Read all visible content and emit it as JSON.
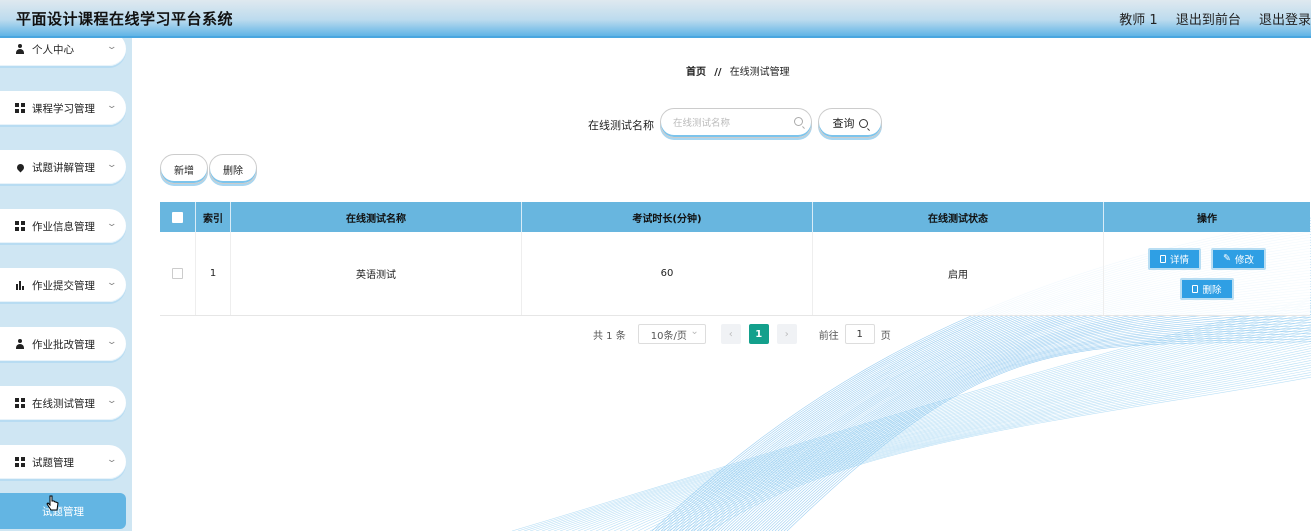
{
  "header": {
    "title": "平面设计课程在线学习平台系统",
    "user": "教师 1",
    "to_front": "退出到前台",
    "logout": "退出登录"
  },
  "sidebar": {
    "items": [
      {
        "label": "个人中心",
        "icon": "user-icon"
      },
      {
        "label": "课程学习管理",
        "icon": "grid-icon"
      },
      {
        "label": "试题讲解管理",
        "icon": "pin-icon"
      },
      {
        "label": "作业信息管理",
        "icon": "grid-icon"
      },
      {
        "label": "作业提交管理",
        "icon": "bar-chart-icon"
      },
      {
        "label": "作业批改管理",
        "icon": "user-icon"
      },
      {
        "label": "在线测试管理",
        "icon": "grid-icon"
      },
      {
        "label": "试题管理",
        "icon": "grid-icon"
      }
    ],
    "active_item": "试题管理"
  },
  "breadcrumb": {
    "home": "首页",
    "separator": "//",
    "current": "在线测试管理"
  },
  "search": {
    "label": "在线测试名称",
    "placeholder": "在线测试名称",
    "button": "查询"
  },
  "toolbar": {
    "add": "新增",
    "delete": "删除"
  },
  "table": {
    "columns": [
      "索引",
      "在线测试名称",
      "考试时长(分钟)",
      "在线测试状态",
      "操作"
    ],
    "rows": [
      {
        "index": "1",
        "name": "英语测试",
        "duration": "60",
        "status": "启用"
      }
    ],
    "actions": {
      "detail": "详情",
      "edit": "修改",
      "delete": "删除"
    }
  },
  "pagination": {
    "total": "共 1 条",
    "page_size": "10条/页",
    "prev": "‹",
    "current_page": "1",
    "next": "›",
    "goto_label": "前往",
    "goto_value": "1",
    "page_suffix": "页"
  },
  "colors": {
    "header_accent": "#49a6df",
    "table_header": "#68b6df",
    "action_button": "#2f9fe4",
    "pager_active": "#13a08c",
    "sidebar_bg": "#cfe6f3",
    "sidebar_active": "#63b5e3"
  }
}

•••••

**WORK TO COMPLETE:** Repeat the entries exactly and keep the pictures out of the copy.

**ANSWER TO THIS PROBLEM:**
Read all visible content and emit it as JSON.
{
  "header": {
    "title": "平面设计课程在线学习平台系统",
    "user": "教师 1",
    "to_front": "退出到前台",
    "logout": "退出登录"
  },
  "sidebar": {
    "items": [
      {
        "label": "个人中心",
        "icon": "user-icon"
      },
      {
        "label": "课程学习管理",
        "icon": "grid-icon"
      },
      {
        "label": "试题讲解管理",
        "icon": "pin-icon"
      },
      {
        "label": "作业信息管理",
        "icon": "grid-icon"
      },
      {
        "label": "作业提交管理",
        "icon": "bar-chart-icon"
      },
      {
        "label": "作业批改管理",
        "icon": "user-icon"
      },
      {
        "label": "在线测试管理",
        "icon": "grid-icon"
      },
      {
        "label": "试题管理",
        "icon": "grid-icon"
      }
    ],
    "active_item": "试题管理"
  },
  "breadcrumb": {
    "home": "首页",
    "separator": "//",
    "current": "在线测试管理"
  },
  "search": {
    "label": "在线测试名称",
    "placeholder": "在线测试名称",
    "button": "查询"
  },
  "toolbar": {
    "add": "新增",
    "delete": "删除"
  },
  "table": {
    "columns": [
      "索引",
      "在线测试名称",
      "考试时长(分钟)",
      "在线测试状态",
      "操作"
    ],
    "rows": [
      {
        "index": "1",
        "name": "英语测试",
        "duration": "60",
        "status": "启用"
      }
    ],
    "actions": {
      "detail": "详情",
      "edit": "修改",
      "delete": "删除"
    }
  },
  "pagination": {
    "total": "共 1 条",
    "page_size": "10条/页",
    "prev": "‹",
    "current_page": "1",
    "next": "›",
    "goto_label": "前往",
    "goto_value": "1",
    "page_suffix": "页"
  },
  "colors": {
    "header_accent": "#49a6df",
    "table_header": "#68b6df",
    "action_button": "#2f9fe4",
    "pager_active": "#13a08c",
    "sidebar_bg": "#cfe6f3",
    "sidebar_active": "#63b5e3"
  }
}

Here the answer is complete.